- AIM -
An exact reproduction of the records is required, with all images left out.

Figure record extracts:
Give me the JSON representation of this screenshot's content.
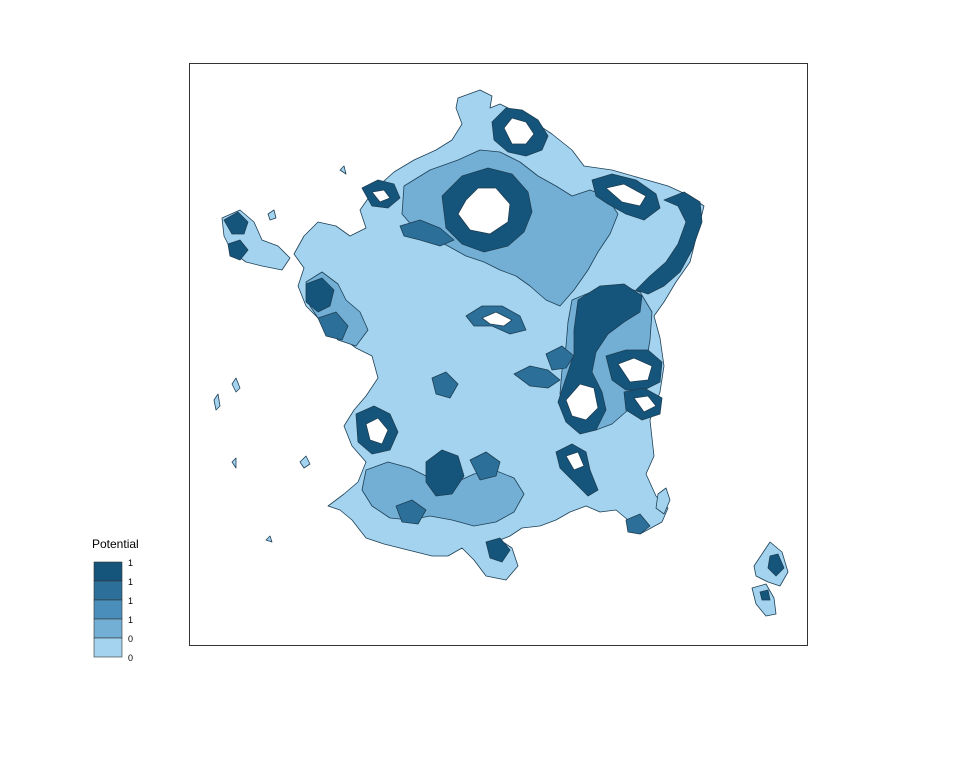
{
  "legend": {
    "title": "Potential",
    "classes": [
      {
        "label": "1",
        "color": "#15557b"
      },
      {
        "label": "1",
        "color": "#2c6f98"
      },
      {
        "label": "1",
        "color": "#4a8fbb"
      },
      {
        "label": "1",
        "color": "#73afd5"
      },
      {
        "label": "0",
        "color": "#a3d3ee"
      }
    ],
    "bottom_label": "0"
  },
  "colors": {
    "frame": "#333333",
    "outline": "#1d3f55",
    "background": "#ffffff"
  }
}
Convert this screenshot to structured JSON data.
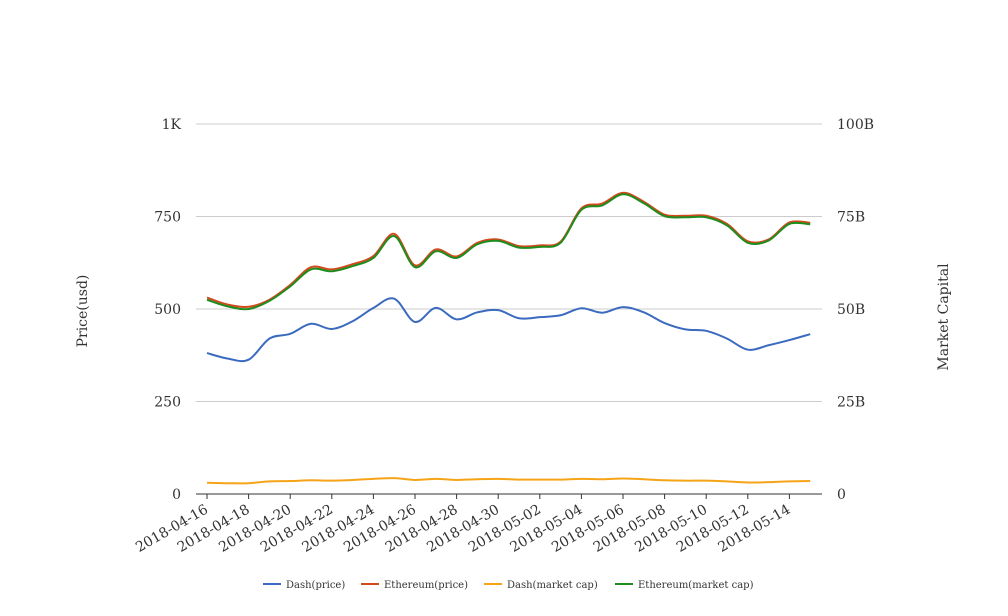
{
  "chart_data": {
    "type": "line",
    "x": [
      "2018-04-16",
      "2018-04-17",
      "2018-04-18",
      "2018-04-19",
      "2018-04-20",
      "2018-04-21",
      "2018-04-22",
      "2018-04-23",
      "2018-04-24",
      "2018-04-25",
      "2018-04-26",
      "2018-04-27",
      "2018-04-28",
      "2018-04-29",
      "2018-04-30",
      "2018-05-01",
      "2018-05-02",
      "2018-05-03",
      "2018-05-04",
      "2018-05-05",
      "2018-05-06",
      "2018-05-07",
      "2018-05-08",
      "2018-05-09",
      "2018-05-10",
      "2018-05-11",
      "2018-05-12",
      "2018-05-13",
      "2018-05-14",
      "2018-05-15"
    ],
    "xticks": [
      "2018-04-16",
      "2018-04-18",
      "2018-04-20",
      "2018-04-22",
      "2018-04-24",
      "2018-04-26",
      "2018-04-28",
      "2018-04-30",
      "2018-05-02",
      "2018-05-04",
      "2018-05-06",
      "2018-05-08",
      "2018-05-10",
      "2018-05-12",
      "2018-05-14"
    ],
    "ylabel": "Price(usd)",
    "y2label": "Market Capital",
    "ylim": [
      0,
      1000
    ],
    "y2lim": [
      0,
      100000000000
    ],
    "yticks": [
      "0",
      "250",
      "500",
      "750",
      "1K"
    ],
    "y2ticks": [
      "0",
      "25B",
      "50B",
      "75B",
      "100B"
    ],
    "grid": true,
    "legend_position": "bottom",
    "series": [
      {
        "name": "Dash(price)",
        "axis": "left",
        "color": "#3a6bbf",
        "values": [
          381,
          366,
          363,
          420,
          433,
          460,
          446,
          467,
          503,
          528,
          465,
          503,
          472,
          491,
          497,
          475,
          478,
          483,
          502,
          490,
          505,
          491,
          462,
          445,
          441,
          420,
          390,
          402,
          416,
          432
        ]
      },
      {
        "name": "Ethereum(price)",
        "axis": "left",
        "color": "#d2491c",
        "values": [
          531,
          512,
          506,
          525,
          565,
          613,
          607,
          621,
          643,
          703,
          618,
          661,
          642,
          679,
          688,
          670,
          672,
          682,
          772,
          785,
          814,
          790,
          755,
          752,
          752,
          730,
          683,
          688,
          734,
          733
        ]
      },
      {
        "name": "Dash(market cap)",
        "axis": "right",
        "color": "#f5a418",
        "values": [
          3040000000,
          2920000000,
          2910000000,
          3400000000,
          3500000000,
          3700000000,
          3600000000,
          3800000000,
          4100000000,
          4300000000,
          3800000000,
          4100000000,
          3800000000,
          4000000000,
          4100000000,
          3900000000,
          3900000000,
          3900000000,
          4100000000,
          4000000000,
          4200000000,
          4000000000,
          3700000000,
          3600000000,
          3600000000,
          3400000000,
          3100000000,
          3200000000,
          3400000000,
          3500000000
        ]
      },
      {
        "name": "Ethereum(market cap)",
        "axis": "right",
        "color": "#1f8c1f",
        "values": [
          52500000000,
          50700000000,
          50000000000,
          52200000000,
          56100000000,
          60700000000,
          60200000000,
          61600000000,
          63800000000,
          69700000000,
          61300000000,
          65600000000,
          63800000000,
          67500000000,
          68400000000,
          66600000000,
          66800000000,
          67900000000,
          76800000000,
          78000000000,
          81000000000,
          78600000000,
          75100000000,
          74800000000,
          74800000000,
          72600000000,
          67900000000,
          68500000000,
          73000000000,
          72900000000
        ]
      }
    ]
  }
}
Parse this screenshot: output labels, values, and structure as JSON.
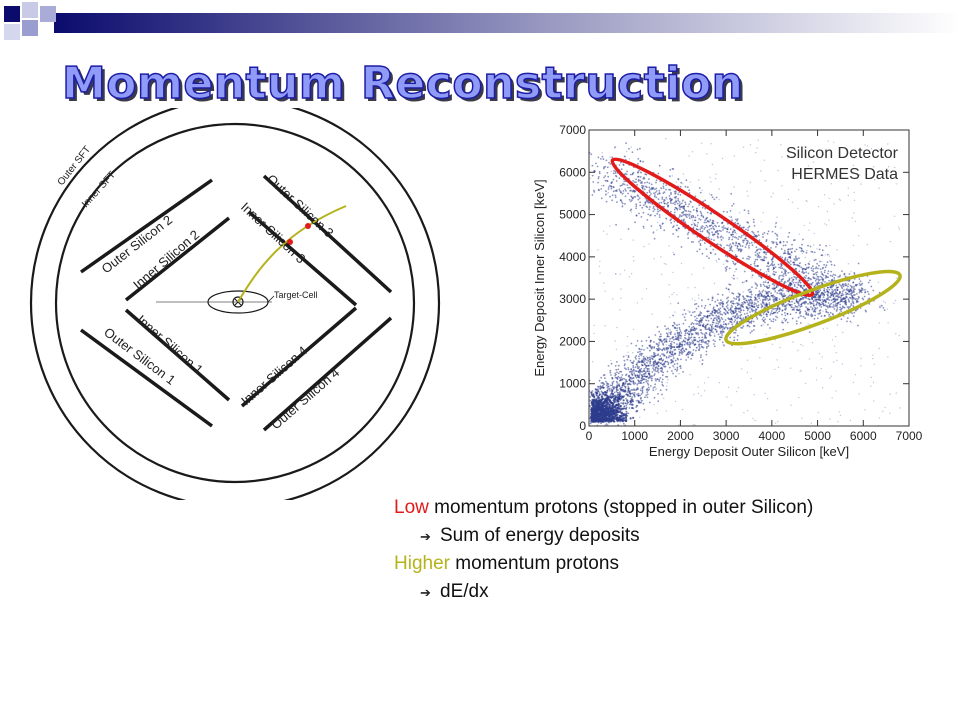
{
  "slide": {
    "title": "Momentum Reconstruction",
    "colors": {
      "header_dark": "#0b0b6e",
      "title_fill": "#8f9bf6",
      "title_stroke": "#1c1ca6",
      "low": "#e31a1a",
      "higher": "#b5b31b"
    }
  },
  "detector": {
    "labels": {
      "outer_sft": "Outer SFT",
      "inner_sft": "Inner SFT",
      "outer_silicon_1": "Outer Silicon 1",
      "outer_silicon_2": "Outer Silicon 2",
      "outer_silicon_3": "Outer Silicon 3",
      "outer_silicon_4": "Outer Silicon 4",
      "inner_silicon_1": "Inner Silicon 1",
      "inner_silicon_2": "Inner Silicon 2",
      "inner_silicon_3": "Inner Silicon 3",
      "inner_silicon_4": "Inner Silicon 4",
      "target_cell": "Target-Cell"
    }
  },
  "chart_data": {
    "type": "scatter",
    "annotation_lines": [
      "Silicon Detector",
      "HERMES Data"
    ],
    "xlabel": "Energy Deposit Outer Silicon [keV]",
    "ylabel": "Energy Deposit Inner Silicon [keV]",
    "xlim": [
      0,
      7000
    ],
    "ylim": [
      0,
      7000
    ],
    "xticks": [
      0,
      1000,
      2000,
      3000,
      4000,
      5000,
      6000,
      7000
    ],
    "yticks": [
      0,
      1000,
      2000,
      3000,
      4000,
      5000,
      6000,
      7000
    ],
    "point_color": "#2d3c8c",
    "density_bands": [
      {
        "name": "stopped-band",
        "points": [
          [
            300,
            6000
          ],
          [
            1500,
            5400
          ],
          [
            2500,
            4800
          ],
          [
            3500,
            4200
          ],
          [
            4500,
            3700
          ],
          [
            5500,
            3200
          ]
        ]
      },
      {
        "name": "punch-through-band",
        "points": [
          [
            100,
            300
          ],
          [
            600,
            700
          ],
          [
            1200,
            1300
          ],
          [
            2000,
            2000
          ],
          [
            3000,
            2600
          ],
          [
            4000,
            3000
          ],
          [
            5000,
            3100
          ],
          [
            6000,
            3050
          ]
        ]
      }
    ],
    "ellipses": [
      {
        "name": "low-momentum-ellipse",
        "color": "#e31a1a",
        "center": [
          2700,
          4700
        ],
        "semi_major": 2700,
        "semi_minor": 330,
        "angle_deg": -36
      },
      {
        "name": "higher-momentum-ellipse",
        "color": "#b5b31b",
        "center": [
          4900,
          2800
        ],
        "semi_major": 2050,
        "semi_minor": 400,
        "angle_deg": 22
      }
    ]
  },
  "notes": {
    "low_word": "Low",
    "low_rest": " momentum protons  (stopped in outer Silicon)",
    "low_sub": "Sum of energy deposits",
    "higher_word": "Higher",
    "higher_rest": " momentum protons",
    "higher_sub": "dE/dx",
    "arrow_glyph": "➔"
  }
}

- RESPONSE TO THIS TASK -
Give me the JSON representation of this screenshot's content.
{
  "legend": {
    "title": "Potential",
    "classes": [
      {
        "label": "1",
        "color": "#15557b"
      },
      {
        "label": "1",
        "color": "#2c6f98"
      },
      {
        "label": "1",
        "color": "#4a8fbb"
      },
      {
        "label": "1",
        "color": "#73afd5"
      },
      {
        "label": "0",
        "color": "#a3d3ee"
      }
    ],
    "bottom_label": "0"
  },
  "colors": {
    "frame": "#333333",
    "outline": "#1d3f55",
    "background": "#ffffff"
  }
}
Convert this screenshot to structured JSON data.
{
  "chart_data": {
    "type": "line",
    "x": [
      "2018-04-16",
      "2018-04-17",
      "2018-04-18",
      "2018-04-19",
      "2018-04-20",
      "2018-04-21",
      "2018-04-22",
      "2018-04-23",
      "2018-04-24",
      "2018-04-25",
      "2018-04-26",
      "2018-04-27",
      "2018-04-28",
      "2018-04-29",
      "2018-04-30",
      "2018-05-01",
      "2018-05-02",
      "2018-05-03",
      "2018-05-04",
      "2018-05-05",
      "2018-05-06",
      "2018-05-07",
      "2018-05-08",
      "2018-05-09",
      "2018-05-10",
      "2018-05-11",
      "2018-05-12",
      "2018-05-13",
      "2018-05-14",
      "2018-05-15"
    ],
    "xticks": [
      "2018-04-16",
      "2018-04-18",
      "2018-04-20",
      "2018-04-22",
      "2018-04-24",
      "2018-04-26",
      "2018-04-28",
      "2018-04-30",
      "2018-05-02",
      "2018-05-04",
      "2018-05-06",
      "2018-05-08",
      "2018-05-10",
      "2018-05-12",
      "2018-05-14"
    ],
    "ylabel": "Price(usd)",
    "y2label": "Market Capital",
    "ylim": [
      0,
      1000
    ],
    "y2lim": [
      0,
      100000000000
    ],
    "yticks": [
      "0",
      "250",
      "500",
      "750",
      "1K"
    ],
    "y2ticks": [
      "0",
      "25B",
      "50B",
      "75B",
      "100B"
    ],
    "grid": true,
    "legend_position": "bottom",
    "series": [
      {
        "name": "Dash(price)",
        "axis": "left",
        "color": "#3a6bbf",
        "values": [
          381,
          366,
          363,
          420,
          433,
          460,
          446,
          467,
          503,
          528,
          465,
          503,
          472,
          491,
          497,
          475,
          478,
          483,
          502,
          490,
          505,
          491,
          462,
          445,
          441,
          420,
          390,
          402,
          416,
          432
        ]
      },
      {
        "name": "Ethereum(price)",
        "axis": "left",
        "color": "#d2491c",
        "values": [
          531,
          512,
          506,
          525,
          565,
          613,
          607,
          621,
          643,
          703,
          618,
          661,
          642,
          679,
          688,
          670,
          672,
          682,
          772,
          785,
          814,
          790,
          755,
          752,
          752,
          730,
          683,
          688,
          734,
          733
        ]
      },
      {
        "name": "Dash(market cap)",
        "axis": "right",
        "color": "#f5a418",
        "values": [
          3040000000,
          2920000000,
          2910000000,
          3400000000,
          3500000000,
          3700000000,
          3600000000,
          3800000000,
          4100000000,
          4300000000,
          3800000000,
          4100000000,
          3800000000,
          4000000000,
          4100000000,
          3900000000,
          3900000000,
          3900000000,
          4100000000,
          4000000000,
          4200000000,
          4000000000,
          3700000000,
          3600000000,
          3600000000,
          3400000000,
          3100000000,
          3200000000,
          3400000000,
          3500000000
        ]
      },
      {
        "name": "Ethereum(market cap)",
        "axis": "right",
        "color": "#1f8c1f",
        "values": [
          52500000000,
          50700000000,
          50000000000,
          52200000000,
          56100000000,
          60700000000,
          60200000000,
          61600000000,
          63800000000,
          69700000000,
          61300000000,
          65600000000,
          63800000000,
          67500000000,
          68400000000,
          66600000000,
          66800000000,
          67900000000,
          76800000000,
          78000000000,
          81000000000,
          78600000000,
          75100000000,
          74800000000,
          74800000000,
          72600000000,
          67900000000,
          68500000000,
          73000000000,
          72900000000
        ]
      }
    ]
  }
}
Parse this screenshot: output labels, values, and structure as JSON.
{
  "slide": {
    "title": "Momentum Reconstruction",
    "colors": {
      "header_dark": "#0b0b6e",
      "title_fill": "#8f9bf6",
      "title_stroke": "#1c1ca6",
      "low": "#e31a1a",
      "higher": "#b5b31b"
    }
  },
  "detector": {
    "labels": {
      "outer_sft": "Outer SFT",
      "inner_sft": "Inner SFT",
      "outer_silicon_1": "Outer Silicon 1",
      "outer_silicon_2": "Outer Silicon 2",
      "outer_silicon_3": "Outer Silicon 3",
      "outer_silicon_4": "Outer Silicon 4",
      "inner_silicon_1": "Inner Silicon 1",
      "inner_silicon_2": "Inner Silicon 2",
      "inner_silicon_3": "Inner Silicon 3",
      "inner_silicon_4": "Inner Silicon 4",
      "target_cell": "Target-Cell"
    }
  },
  "chart_data": {
    "type": "scatter",
    "annotation_lines": [
      "Silicon Detector",
      "HERMES Data"
    ],
    "xlabel": "Energy Deposit Outer Silicon [keV]",
    "ylabel": "Energy Deposit Inner Silicon [keV]",
    "xlim": [
      0,
      7000
    ],
    "ylim": [
      0,
      7000
    ],
    "xticks": [
      0,
      1000,
      2000,
      3000,
      4000,
      5000,
      6000,
      7000
    ],
    "yticks": [
      0,
      1000,
      2000,
      3000,
      4000,
      5000,
      6000,
      7000
    ],
    "point_color": "#2d3c8c",
    "density_bands": [
      {
        "name": "stopped-band",
        "points": [
          [
            300,
            6000
          ],
          [
            1500,
            5400
          ],
          [
            2500,
            4800
          ],
          [
            3500,
            4200
          ],
          [
            4500,
            3700
          ],
          [
            5500,
            3200
          ]
        ]
      },
      {
        "name": "punch-through-band",
        "points": [
          [
            100,
            300
          ],
          [
            600,
            700
          ],
          [
            1200,
            1300
          ],
          [
            2000,
            2000
          ],
          [
            3000,
            2600
          ],
          [
            4000,
            3000
          ],
          [
            5000,
            3100
          ],
          [
            6000,
            3050
          ]
        ]
      }
    ],
    "ellipses": [
      {
        "name": "low-momentum-ellipse",
        "color": "#e31a1a",
        "center": [
          2700,
          4700
        ],
        "semi_major": 2700,
        "semi_minor": 330,
        "angle_deg": -36
      },
      {
        "name": "higher-momentum-ellipse",
        "color": "#b5b31b",
        "center": [
          4900,
          2800
        ],
        "semi_major": 2050,
        "semi_minor": 400,
        "angle_deg": 22
      }
    ]
  },
  "notes": {
    "low_word": "Low",
    "low_rest": " momentum protons  (stopped in outer Silicon)",
    "low_sub": "Sum of energy deposits",
    "higher_word": "Higher",
    "higher_rest": " momentum protons",
    "higher_sub": "dE/dx",
    "arrow_glyph": "➔"
  }
}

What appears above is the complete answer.